= Dataset records =
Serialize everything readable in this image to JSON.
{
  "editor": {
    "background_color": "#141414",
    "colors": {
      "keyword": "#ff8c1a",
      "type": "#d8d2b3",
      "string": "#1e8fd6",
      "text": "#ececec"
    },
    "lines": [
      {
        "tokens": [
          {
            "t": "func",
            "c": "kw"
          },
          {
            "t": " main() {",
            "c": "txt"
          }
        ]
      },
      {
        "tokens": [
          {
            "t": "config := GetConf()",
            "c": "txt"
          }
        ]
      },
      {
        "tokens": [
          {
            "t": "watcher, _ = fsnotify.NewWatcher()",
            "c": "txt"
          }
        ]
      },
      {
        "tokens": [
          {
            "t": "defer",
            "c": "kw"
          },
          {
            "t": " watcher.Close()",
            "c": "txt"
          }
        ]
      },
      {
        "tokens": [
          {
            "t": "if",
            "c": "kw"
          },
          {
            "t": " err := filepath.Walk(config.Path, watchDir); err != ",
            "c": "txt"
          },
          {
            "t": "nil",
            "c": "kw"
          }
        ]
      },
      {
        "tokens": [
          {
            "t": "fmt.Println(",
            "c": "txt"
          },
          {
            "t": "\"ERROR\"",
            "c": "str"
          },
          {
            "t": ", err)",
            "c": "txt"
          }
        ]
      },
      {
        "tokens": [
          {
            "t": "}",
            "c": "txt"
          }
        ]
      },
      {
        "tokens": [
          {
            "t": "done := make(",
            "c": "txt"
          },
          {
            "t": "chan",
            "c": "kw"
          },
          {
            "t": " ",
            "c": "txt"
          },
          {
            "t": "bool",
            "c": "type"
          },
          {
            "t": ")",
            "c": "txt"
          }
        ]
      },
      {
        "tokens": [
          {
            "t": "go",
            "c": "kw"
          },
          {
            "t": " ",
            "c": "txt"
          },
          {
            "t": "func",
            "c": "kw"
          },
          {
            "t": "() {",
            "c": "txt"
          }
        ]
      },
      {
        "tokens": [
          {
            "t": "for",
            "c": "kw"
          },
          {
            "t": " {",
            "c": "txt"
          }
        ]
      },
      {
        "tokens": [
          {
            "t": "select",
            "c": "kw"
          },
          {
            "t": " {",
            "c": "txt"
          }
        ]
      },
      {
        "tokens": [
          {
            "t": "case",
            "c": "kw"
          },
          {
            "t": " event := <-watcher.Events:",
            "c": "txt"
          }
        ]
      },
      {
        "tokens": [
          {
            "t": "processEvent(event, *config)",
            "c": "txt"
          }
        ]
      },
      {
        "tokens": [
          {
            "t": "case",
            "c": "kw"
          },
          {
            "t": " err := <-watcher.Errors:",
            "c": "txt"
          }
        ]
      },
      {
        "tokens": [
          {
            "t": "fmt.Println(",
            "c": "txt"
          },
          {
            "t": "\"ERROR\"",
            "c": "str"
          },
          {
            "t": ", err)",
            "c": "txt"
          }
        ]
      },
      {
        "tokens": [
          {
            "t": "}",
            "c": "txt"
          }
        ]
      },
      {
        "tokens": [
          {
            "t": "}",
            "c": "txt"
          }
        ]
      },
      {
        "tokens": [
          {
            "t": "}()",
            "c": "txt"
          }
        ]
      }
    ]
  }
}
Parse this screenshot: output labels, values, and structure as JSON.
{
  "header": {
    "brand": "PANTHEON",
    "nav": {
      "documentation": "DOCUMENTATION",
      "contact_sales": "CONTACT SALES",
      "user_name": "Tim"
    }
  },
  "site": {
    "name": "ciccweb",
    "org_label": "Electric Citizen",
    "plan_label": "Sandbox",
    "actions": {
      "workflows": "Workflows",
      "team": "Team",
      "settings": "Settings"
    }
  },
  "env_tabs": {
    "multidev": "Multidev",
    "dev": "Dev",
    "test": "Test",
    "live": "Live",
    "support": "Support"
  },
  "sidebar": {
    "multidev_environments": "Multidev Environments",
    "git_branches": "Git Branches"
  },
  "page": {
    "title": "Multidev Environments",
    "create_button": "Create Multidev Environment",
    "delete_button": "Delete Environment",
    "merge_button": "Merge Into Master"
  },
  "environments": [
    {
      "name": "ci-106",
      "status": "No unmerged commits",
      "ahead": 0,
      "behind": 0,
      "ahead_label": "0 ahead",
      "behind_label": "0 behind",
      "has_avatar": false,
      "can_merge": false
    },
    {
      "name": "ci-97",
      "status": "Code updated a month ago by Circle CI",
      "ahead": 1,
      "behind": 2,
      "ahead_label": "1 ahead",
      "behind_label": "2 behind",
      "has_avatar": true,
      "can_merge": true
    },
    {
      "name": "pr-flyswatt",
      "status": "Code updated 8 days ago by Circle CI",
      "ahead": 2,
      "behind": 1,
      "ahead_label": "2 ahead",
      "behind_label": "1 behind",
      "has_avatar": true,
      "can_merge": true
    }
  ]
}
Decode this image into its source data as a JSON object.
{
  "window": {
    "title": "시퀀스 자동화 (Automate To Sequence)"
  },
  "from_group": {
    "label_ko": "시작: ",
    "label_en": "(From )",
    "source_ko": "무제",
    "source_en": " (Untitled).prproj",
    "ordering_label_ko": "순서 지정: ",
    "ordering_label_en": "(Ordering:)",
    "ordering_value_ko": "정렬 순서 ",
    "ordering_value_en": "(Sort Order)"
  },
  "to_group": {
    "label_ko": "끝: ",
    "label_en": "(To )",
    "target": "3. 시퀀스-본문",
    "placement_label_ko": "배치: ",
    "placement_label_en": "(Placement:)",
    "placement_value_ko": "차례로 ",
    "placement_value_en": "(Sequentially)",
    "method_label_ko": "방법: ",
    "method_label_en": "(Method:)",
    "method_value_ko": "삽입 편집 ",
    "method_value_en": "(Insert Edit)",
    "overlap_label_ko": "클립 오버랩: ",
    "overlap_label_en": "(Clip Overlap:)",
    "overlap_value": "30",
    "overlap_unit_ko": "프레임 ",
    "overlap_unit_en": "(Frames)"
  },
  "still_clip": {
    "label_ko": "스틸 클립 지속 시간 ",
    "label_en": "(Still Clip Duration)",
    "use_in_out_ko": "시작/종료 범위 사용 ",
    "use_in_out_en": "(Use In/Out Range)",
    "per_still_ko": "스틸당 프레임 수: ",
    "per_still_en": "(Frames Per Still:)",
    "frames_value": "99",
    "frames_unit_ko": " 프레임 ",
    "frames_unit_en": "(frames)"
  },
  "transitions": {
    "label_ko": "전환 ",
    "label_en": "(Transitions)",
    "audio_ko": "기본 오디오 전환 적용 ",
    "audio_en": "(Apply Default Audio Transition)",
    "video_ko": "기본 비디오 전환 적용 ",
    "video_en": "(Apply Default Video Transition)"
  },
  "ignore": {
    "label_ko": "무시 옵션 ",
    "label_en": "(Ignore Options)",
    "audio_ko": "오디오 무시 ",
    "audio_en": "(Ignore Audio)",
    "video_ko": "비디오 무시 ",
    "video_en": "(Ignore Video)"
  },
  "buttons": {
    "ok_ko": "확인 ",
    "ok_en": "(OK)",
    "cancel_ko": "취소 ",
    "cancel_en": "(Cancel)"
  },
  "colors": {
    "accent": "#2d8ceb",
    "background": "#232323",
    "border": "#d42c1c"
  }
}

= Exercise =
Write out the entries in full, exactly as given.

= Output =
Serialize everything readable in this image to JSON.
{
  "editor": {
    "background_color": "#141414",
    "colors": {
      "keyword": "#ff8c1a",
      "type": "#d8d2b3",
      "string": "#1e8fd6",
      "text": "#ececec"
    },
    "lines": [
      {
        "tokens": [
          {
            "t": "func",
            "c": "kw"
          },
          {
            "t": " main() {",
            "c": "txt"
          }
        ]
      },
      {
        "tokens": [
          {
            "t": "config := GetConf()",
            "c": "txt"
          }
        ]
      },
      {
        "tokens": [
          {
            "t": "watcher, _ = fsnotify.NewWatcher()",
            "c": "txt"
          }
        ]
      },
      {
        "tokens": [
          {
            "t": "defer",
            "c": "kw"
          },
          {
            "t": " watcher.Close()",
            "c": "txt"
          }
        ]
      },
      {
        "tokens": [
          {
            "t": "if",
            "c": "kw"
          },
          {
            "t": " err := filepath.Walk(config.Path, watchDir); err != ",
            "c": "txt"
          },
          {
            "t": "nil",
            "c": "kw"
          }
        ]
      },
      {
        "tokens": [
          {
            "t": "fmt.Println(",
            "c": "txt"
          },
          {
            "t": "\"ERROR\"",
            "c": "str"
          },
          {
            "t": ", err)",
            "c": "txt"
          }
        ]
      },
      {
        "tokens": [
          {
            "t": "}",
            "c": "txt"
          }
        ]
      },
      {
        "tokens": [
          {
            "t": "done := make(",
            "c": "txt"
          },
          {
            "t": "chan",
            "c": "kw"
          },
          {
            "t": " ",
            "c": "txt"
          },
          {
            "t": "bool",
            "c": "type"
          },
          {
            "t": ")",
            "c": "txt"
          }
        ]
      },
      {
        "tokens": [
          {
            "t": "go",
            "c": "kw"
          },
          {
            "t": " ",
            "c": "txt"
          },
          {
            "t": "func",
            "c": "kw"
          },
          {
            "t": "() {",
            "c": "txt"
          }
        ]
      },
      {
        "tokens": [
          {
            "t": "for",
            "c": "kw"
          },
          {
            "t": " {",
            "c": "txt"
          }
        ]
      },
      {
        "tokens": [
          {
            "t": "select",
            "c": "kw"
          },
          {
            "t": " {",
            "c": "txt"
          }
        ]
      },
      {
        "tokens": [
          {
            "t": "case",
            "c": "kw"
          },
          {
            "t": " event := <-watcher.Events:",
            "c": "txt"
          }
        ]
      },
      {
        "tokens": [
          {
            "t": "processEvent(event, *config)",
            "c": "txt"
          }
        ]
      },
      {
        "tokens": [
          {
            "t": "case",
            "c": "kw"
          },
          {
            "t": " err := <-watcher.Errors:",
            "c": "txt"
          }
        ]
      },
      {
        "tokens": [
          {
            "t": "fmt.Println(",
            "c": "txt"
          },
          {
            "t": "\"ERROR\"",
            "c": "str"
          },
          {
            "t": ", err)",
            "c": "txt"
          }
        ]
      },
      {
        "tokens": [
          {
            "t": "}",
            "c": "txt"
          }
        ]
      },
      {
        "tokens": [
          {
            "t": "}",
            "c": "txt"
          }
        ]
      },
      {
        "tokens": [
          {
            "t": "}()",
            "c": "txt"
          }
        ]
      }
    ]
  }
}
Parse this screenshot: output labels, values, and structure as JSON.
{
  "header": {
    "brand": "PANTHEON",
    "nav": {
      "documentation": "DOCUMENTATION",
      "contact_sales": "CONTACT SALES",
      "user_name": "Tim"
    }
  },
  "site": {
    "name": "ciccweb",
    "org_label": "Electric Citizen",
    "plan_label": "Sandbox",
    "actions": {
      "workflows": "Workflows",
      "team": "Team",
      "settings": "Settings"
    }
  },
  "env_tabs": {
    "multidev": "Multidev",
    "dev": "Dev",
    "test": "Test",
    "live": "Live",
    "support": "Support"
  },
  "sidebar": {
    "multidev_environments": "Multidev Environments",
    "git_branches": "Git Branches"
  },
  "page": {
    "title": "Multidev Environments",
    "create_button": "Create Multidev Environment",
    "delete_button": "Delete Environment",
    "merge_button": "Merge Into Master"
  },
  "environments": [
    {
      "name": "ci-106",
      "status": "No unmerged commits",
      "ahead": 0,
      "behind": 0,
      "ahead_label": "0 ahead",
      "behind_label": "0 behind",
      "has_avatar": false,
      "can_merge": false
    },
    {
      "name": "ci-97",
      "status": "Code updated a month ago by Circle CI",
      "ahead": 1,
      "behind": 2,
      "ahead_label": "1 ahead",
      "behind_label": "2 behind",
      "has_avatar": true,
      "can_merge": true
    },
    {
      "name": "pr-flyswatt",
      "status": "Code updated 8 days ago by Circle CI",
      "ahead": 2,
      "behind": 1,
      "ahead_label": "2 ahead",
      "behind_label": "1 behind",
      "has_avatar": true,
      "can_merge": true
    }
  ]
}
Decode this image into its source data as a JSON object.
{
  "window": {
    "title": "시퀀스 자동화 (Automate To Sequence)"
  },
  "from_group": {
    "label_ko": "시작: ",
    "label_en": "(From )",
    "source_ko": "무제",
    "source_en": " (Untitled).prproj",
    "ordering_label_ko": "순서 지정: ",
    "ordering_label_en": "(Ordering:)",
    "ordering_value_ko": "정렬 순서 ",
    "ordering_value_en": "(Sort Order)"
  },
  "to_group": {
    "label_ko": "끝: ",
    "label_en": "(To )",
    "target": "3. 시퀀스-본문",
    "placement_label_ko": "배치: ",
    "placement_label_en": "(Placement:)",
    "placement_value_ko": "차례로 ",
    "placement_value_en": "(Sequentially)",
    "method_label_ko": "방법: ",
    "method_label_en": "(Method:)",
    "method_value_ko": "삽입 편집 ",
    "method_value_en": "(Insert Edit)",
    "overlap_label_ko": "클립 오버랩: ",
    "overlap_label_en": "(Clip Overlap:)",
    "overlap_value": "30",
    "overlap_unit_ko": "프레임 ",
    "overlap_unit_en": "(Frames)"
  },
  "still_clip": {
    "label_ko": "스틸 클립 지속 시간 ",
    "label_en": "(Still Clip Duration)",
    "use_in_out_ko": "시작/종료 범위 사용 ",
    "use_in_out_en": "(Use In/Out Range)",
    "per_still_ko": "스틸당 프레임 수: ",
    "per_still_en": "(Frames Per Still:)",
    "frames_value": "99",
    "frames_unit_ko": " 프레임 ",
    "frames_unit_en": "(frames)"
  },
  "transitions": {
    "label_ko": "전환 ",
    "label_en": "(Transitions)",
    "audio_ko": "기본 오디오 전환 적용 ",
    "audio_en": "(Apply Default Audio Transition)",
    "video_ko": "기본 비디오 전환 적용 ",
    "video_en": "(Apply Default Video Transition)"
  },
  "ignore": {
    "label_ko": "무시 옵션 ",
    "label_en": "(Ignore Options)",
    "audio_ko": "오디오 무시 ",
    "audio_en": "(Ignore Audio)",
    "video_ko": "비디오 무시 ",
    "video_en": "(Ignore Video)"
  },
  "buttons": {
    "ok_ko": "확인 ",
    "ok_en": "(OK)",
    "cancel_ko": "취소 ",
    "cancel_en": "(Cancel)"
  },
  "colors": {
    "accent": "#2d8ceb",
    "background": "#232323",
    "border": "#d42c1c"
  }
}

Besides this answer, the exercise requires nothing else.